◆ Material for the task:
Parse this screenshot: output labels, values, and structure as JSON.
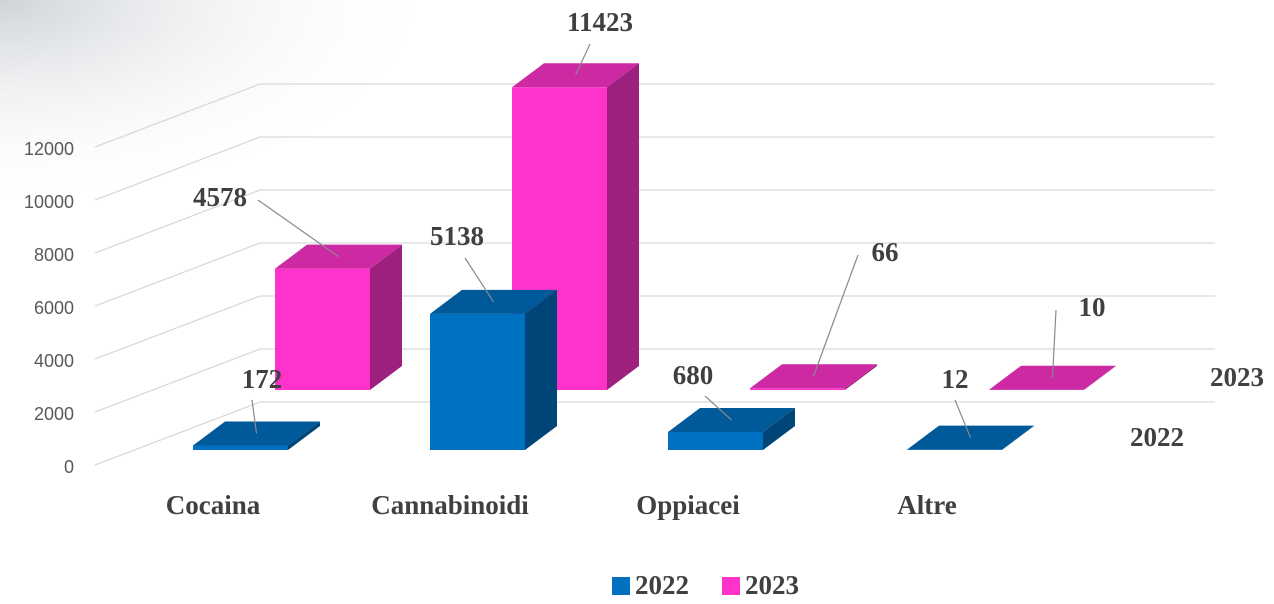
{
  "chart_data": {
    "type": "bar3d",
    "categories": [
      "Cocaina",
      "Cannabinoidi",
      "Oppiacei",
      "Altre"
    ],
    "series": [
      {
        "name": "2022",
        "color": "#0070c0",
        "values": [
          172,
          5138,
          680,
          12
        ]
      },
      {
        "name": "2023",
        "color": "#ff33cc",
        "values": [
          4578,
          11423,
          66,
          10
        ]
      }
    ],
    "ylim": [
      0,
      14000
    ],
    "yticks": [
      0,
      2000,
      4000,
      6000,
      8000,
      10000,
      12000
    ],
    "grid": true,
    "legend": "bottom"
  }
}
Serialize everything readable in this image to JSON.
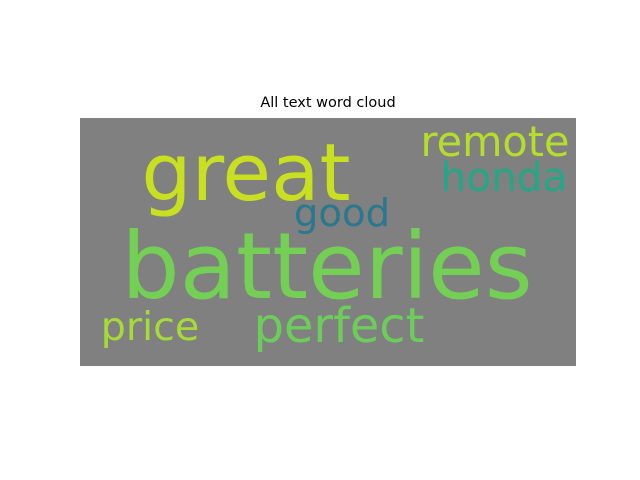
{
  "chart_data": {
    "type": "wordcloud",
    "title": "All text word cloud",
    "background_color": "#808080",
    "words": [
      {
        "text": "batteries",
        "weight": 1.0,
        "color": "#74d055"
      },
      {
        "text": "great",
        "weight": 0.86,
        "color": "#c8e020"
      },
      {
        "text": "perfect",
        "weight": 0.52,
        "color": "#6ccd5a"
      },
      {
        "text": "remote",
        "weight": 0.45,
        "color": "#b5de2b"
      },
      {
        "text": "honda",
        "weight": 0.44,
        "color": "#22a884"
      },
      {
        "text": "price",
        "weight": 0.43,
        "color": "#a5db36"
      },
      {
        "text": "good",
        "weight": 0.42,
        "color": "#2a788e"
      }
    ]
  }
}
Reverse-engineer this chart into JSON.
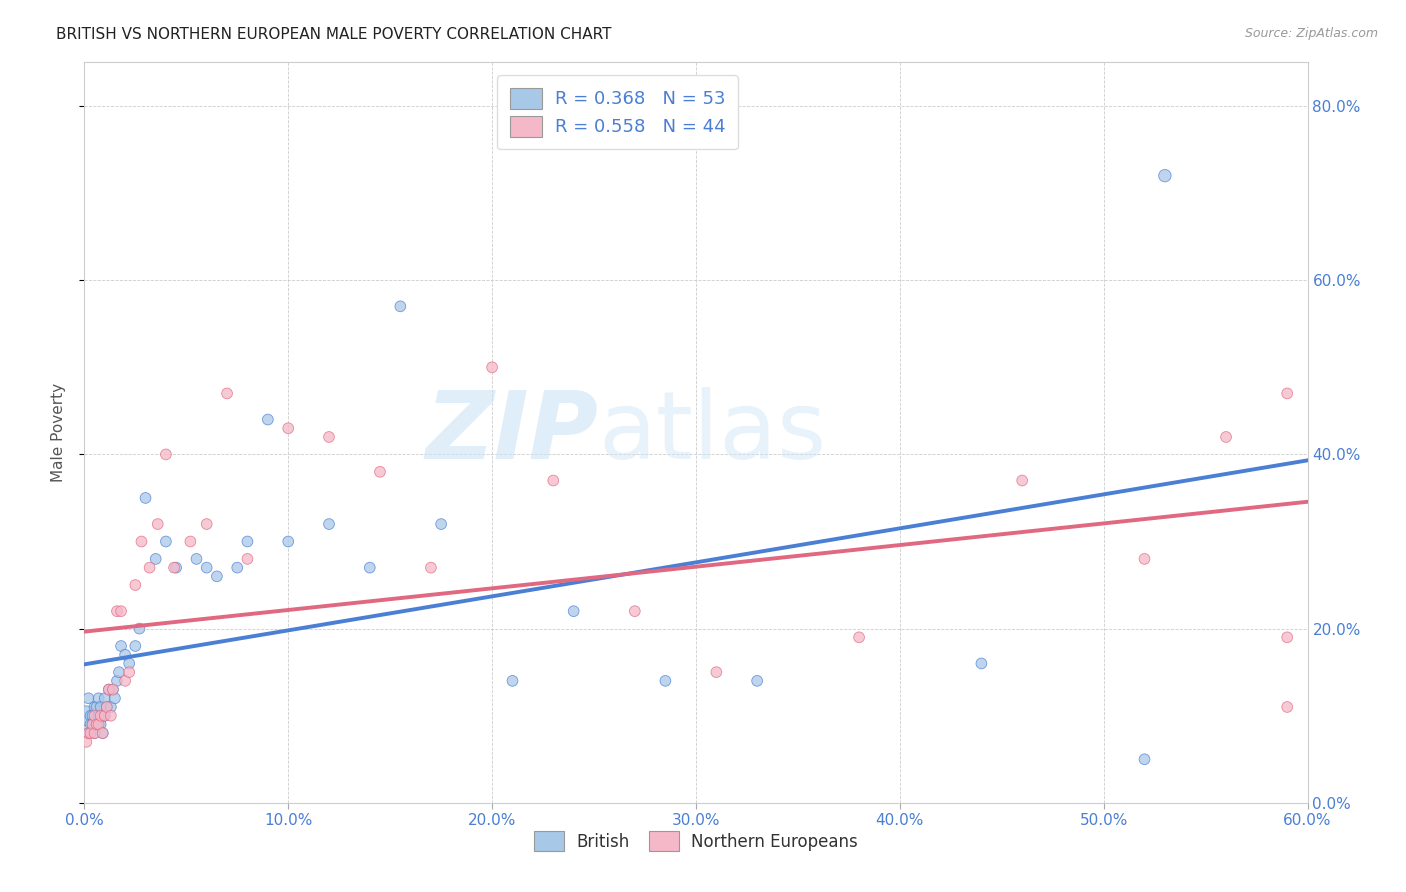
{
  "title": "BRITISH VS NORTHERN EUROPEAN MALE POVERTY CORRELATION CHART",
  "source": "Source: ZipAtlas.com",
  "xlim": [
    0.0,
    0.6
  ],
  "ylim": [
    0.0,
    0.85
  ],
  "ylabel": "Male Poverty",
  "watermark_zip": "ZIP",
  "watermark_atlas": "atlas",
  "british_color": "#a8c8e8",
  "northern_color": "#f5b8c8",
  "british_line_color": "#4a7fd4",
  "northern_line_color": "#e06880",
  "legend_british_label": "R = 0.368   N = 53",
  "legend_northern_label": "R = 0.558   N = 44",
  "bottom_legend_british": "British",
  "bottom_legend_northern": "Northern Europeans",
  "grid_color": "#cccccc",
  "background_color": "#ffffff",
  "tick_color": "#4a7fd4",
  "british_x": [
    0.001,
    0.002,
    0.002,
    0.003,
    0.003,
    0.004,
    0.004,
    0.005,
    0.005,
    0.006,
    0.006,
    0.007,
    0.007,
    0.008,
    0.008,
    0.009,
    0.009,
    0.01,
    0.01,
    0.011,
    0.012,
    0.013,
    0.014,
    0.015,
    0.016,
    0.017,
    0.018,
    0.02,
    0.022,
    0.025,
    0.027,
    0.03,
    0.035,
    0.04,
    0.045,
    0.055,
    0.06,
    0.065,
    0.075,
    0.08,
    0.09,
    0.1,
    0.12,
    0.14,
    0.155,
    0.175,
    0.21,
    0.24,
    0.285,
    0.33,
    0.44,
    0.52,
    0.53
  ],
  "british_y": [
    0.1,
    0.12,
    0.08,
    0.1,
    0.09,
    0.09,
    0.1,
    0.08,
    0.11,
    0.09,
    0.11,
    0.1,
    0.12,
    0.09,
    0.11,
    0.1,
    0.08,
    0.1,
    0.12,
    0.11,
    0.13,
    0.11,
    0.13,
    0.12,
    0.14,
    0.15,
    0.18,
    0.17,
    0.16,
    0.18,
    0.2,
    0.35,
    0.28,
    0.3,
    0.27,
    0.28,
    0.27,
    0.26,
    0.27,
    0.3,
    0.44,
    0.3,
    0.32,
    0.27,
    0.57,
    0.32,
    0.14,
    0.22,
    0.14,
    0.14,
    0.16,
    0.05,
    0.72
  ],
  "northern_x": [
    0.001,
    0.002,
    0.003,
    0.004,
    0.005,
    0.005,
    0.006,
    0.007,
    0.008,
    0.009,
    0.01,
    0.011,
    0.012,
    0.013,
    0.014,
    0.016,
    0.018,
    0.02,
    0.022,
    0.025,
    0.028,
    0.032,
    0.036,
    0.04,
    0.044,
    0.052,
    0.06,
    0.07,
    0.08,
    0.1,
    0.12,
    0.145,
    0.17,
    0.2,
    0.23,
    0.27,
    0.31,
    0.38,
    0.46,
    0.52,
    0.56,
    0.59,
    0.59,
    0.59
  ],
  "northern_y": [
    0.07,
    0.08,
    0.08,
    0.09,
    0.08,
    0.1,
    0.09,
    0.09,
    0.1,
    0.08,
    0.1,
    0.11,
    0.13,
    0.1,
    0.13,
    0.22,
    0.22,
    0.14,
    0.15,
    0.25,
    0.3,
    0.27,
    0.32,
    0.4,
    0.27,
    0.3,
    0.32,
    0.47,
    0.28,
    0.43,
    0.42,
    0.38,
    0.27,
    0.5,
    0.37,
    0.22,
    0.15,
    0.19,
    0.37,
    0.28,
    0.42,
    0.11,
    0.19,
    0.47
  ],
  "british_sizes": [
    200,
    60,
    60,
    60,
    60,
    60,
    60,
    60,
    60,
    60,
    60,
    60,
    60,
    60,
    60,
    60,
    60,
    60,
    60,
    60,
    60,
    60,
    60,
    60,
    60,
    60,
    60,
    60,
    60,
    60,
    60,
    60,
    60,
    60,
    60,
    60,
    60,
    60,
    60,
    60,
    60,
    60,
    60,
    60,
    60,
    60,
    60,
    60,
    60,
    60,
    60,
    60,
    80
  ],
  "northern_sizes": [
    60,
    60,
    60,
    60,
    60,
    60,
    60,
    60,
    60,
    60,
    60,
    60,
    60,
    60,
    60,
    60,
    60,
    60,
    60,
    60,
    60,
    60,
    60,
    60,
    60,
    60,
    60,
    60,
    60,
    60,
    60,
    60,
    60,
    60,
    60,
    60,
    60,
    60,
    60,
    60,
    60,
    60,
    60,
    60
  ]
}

◆ Exercise directions:
Without including any pictures, print each record exactly.

◆ Final result:
Parse this screenshot: output labels, values, and structure as JSON.
{
  "chart_data": {
    "type": "bar3d",
    "categories": [
      "Cocaina",
      "Cannabinoidi",
      "Oppiacei",
      "Altre"
    ],
    "series": [
      {
        "name": "2022",
        "color": "#0070c0",
        "values": [
          172,
          5138,
          680,
          12
        ]
      },
      {
        "name": "2023",
        "color": "#ff33cc",
        "values": [
          4578,
          11423,
          66,
          10
        ]
      }
    ],
    "ylim": [
      0,
      14000
    ],
    "yticks": [
      0,
      2000,
      4000,
      6000,
      8000,
      10000,
      12000
    ],
    "grid": true,
    "legend": "bottom"
  }
}
Serialize everything readable in this image to JSON.
{
  "chart_data": {
    "type": "wordcloud",
    "title": "All text word cloud",
    "background_color": "#808080",
    "words": [
      {
        "text": "batteries",
        "weight": 1.0,
        "color": "#74d055"
      },
      {
        "text": "great",
        "weight": 0.86,
        "color": "#c8e020"
      },
      {
        "text": "perfect",
        "weight": 0.52,
        "color": "#6ccd5a"
      },
      {
        "text": "remote",
        "weight": 0.45,
        "color": "#b5de2b"
      },
      {
        "text": "honda",
        "weight": 0.44,
        "color": "#22a884"
      },
      {
        "text": "price",
        "weight": 0.43,
        "color": "#a5db36"
      },
      {
        "text": "good",
        "weight": 0.42,
        "color": "#2a788e"
      }
    ]
  }
}
Reverse-engineer this chart into JSON.
{
  "title": "BRITISH VS NORTHERN EUROPEAN MALE POVERTY CORRELATION CHART",
  "source": "Source: ZipAtlas.com",
  "xlim": [
    0.0,
    0.6
  ],
  "ylim": [
    0.0,
    0.85
  ],
  "ylabel": "Male Poverty",
  "watermark_zip": "ZIP",
  "watermark_atlas": "atlas",
  "british_color": "#a8c8e8",
  "northern_color": "#f5b8c8",
  "british_line_color": "#4a7fd4",
  "northern_line_color": "#e06880",
  "legend_british_label": "R = 0.368   N = 53",
  "legend_northern_label": "R = 0.558   N = 44",
  "bottom_legend_british": "British",
  "bottom_legend_northern": "Northern Europeans",
  "grid_color": "#cccccc",
  "background_color": "#ffffff",
  "tick_color": "#4a7fd4",
  "british_x": [
    0.001,
    0.002,
    0.002,
    0.003,
    0.003,
    0.004,
    0.004,
    0.005,
    0.005,
    0.006,
    0.006,
    0.007,
    0.007,
    0.008,
    0.008,
    0.009,
    0.009,
    0.01,
    0.01,
    0.011,
    0.012,
    0.013,
    0.014,
    0.015,
    0.016,
    0.017,
    0.018,
    0.02,
    0.022,
    0.025,
    0.027,
    0.03,
    0.035,
    0.04,
    0.045,
    0.055,
    0.06,
    0.065,
    0.075,
    0.08,
    0.09,
    0.1,
    0.12,
    0.14,
    0.155,
    0.175,
    0.21,
    0.24,
    0.285,
    0.33,
    0.44,
    0.52,
    0.53
  ],
  "british_y": [
    0.1,
    0.12,
    0.08,
    0.1,
    0.09,
    0.09,
    0.1,
    0.08,
    0.11,
    0.09,
    0.11,
    0.1,
    0.12,
    0.09,
    0.11,
    0.1,
    0.08,
    0.1,
    0.12,
    0.11,
    0.13,
    0.11,
    0.13,
    0.12,
    0.14,
    0.15,
    0.18,
    0.17,
    0.16,
    0.18,
    0.2,
    0.35,
    0.28,
    0.3,
    0.27,
    0.28,
    0.27,
    0.26,
    0.27,
    0.3,
    0.44,
    0.3,
    0.32,
    0.27,
    0.57,
    0.32,
    0.14,
    0.22,
    0.14,
    0.14,
    0.16,
    0.05,
    0.72
  ],
  "northern_x": [
    0.001,
    0.002,
    0.003,
    0.004,
    0.005,
    0.005,
    0.006,
    0.007,
    0.008,
    0.009,
    0.01,
    0.011,
    0.012,
    0.013,
    0.014,
    0.016,
    0.018,
    0.02,
    0.022,
    0.025,
    0.028,
    0.032,
    0.036,
    0.04,
    0.044,
    0.052,
    0.06,
    0.07,
    0.08,
    0.1,
    0.12,
    0.145,
    0.17,
    0.2,
    0.23,
    0.27,
    0.31,
    0.38,
    0.46,
    0.52,
    0.56,
    0.59,
    0.59,
    0.59
  ],
  "northern_y": [
    0.07,
    0.08,
    0.08,
    0.09,
    0.08,
    0.1,
    0.09,
    0.09,
    0.1,
    0.08,
    0.1,
    0.11,
    0.13,
    0.1,
    0.13,
    0.22,
    0.22,
    0.14,
    0.15,
    0.25,
    0.3,
    0.27,
    0.32,
    0.4,
    0.27,
    0.3,
    0.32,
    0.47,
    0.28,
    0.43,
    0.42,
    0.38,
    0.27,
    0.5,
    0.37,
    0.22,
    0.15,
    0.19,
    0.37,
    0.28,
    0.42,
    0.11,
    0.19,
    0.47
  ],
  "british_sizes": [
    200,
    60,
    60,
    60,
    60,
    60,
    60,
    60,
    60,
    60,
    60,
    60,
    60,
    60,
    60,
    60,
    60,
    60,
    60,
    60,
    60,
    60,
    60,
    60,
    60,
    60,
    60,
    60,
    60,
    60,
    60,
    60,
    60,
    60,
    60,
    60,
    60,
    60,
    60,
    60,
    60,
    60,
    60,
    60,
    60,
    60,
    60,
    60,
    60,
    60,
    60,
    60,
    80
  ],
  "northern_sizes": [
    60,
    60,
    60,
    60,
    60,
    60,
    60,
    60,
    60,
    60,
    60,
    60,
    60,
    60,
    60,
    60,
    60,
    60,
    60,
    60,
    60,
    60,
    60,
    60,
    60,
    60,
    60,
    60,
    60,
    60,
    60,
    60,
    60,
    60,
    60,
    60,
    60,
    60,
    60,
    60,
    60,
    60,
    60,
    60
  ]
}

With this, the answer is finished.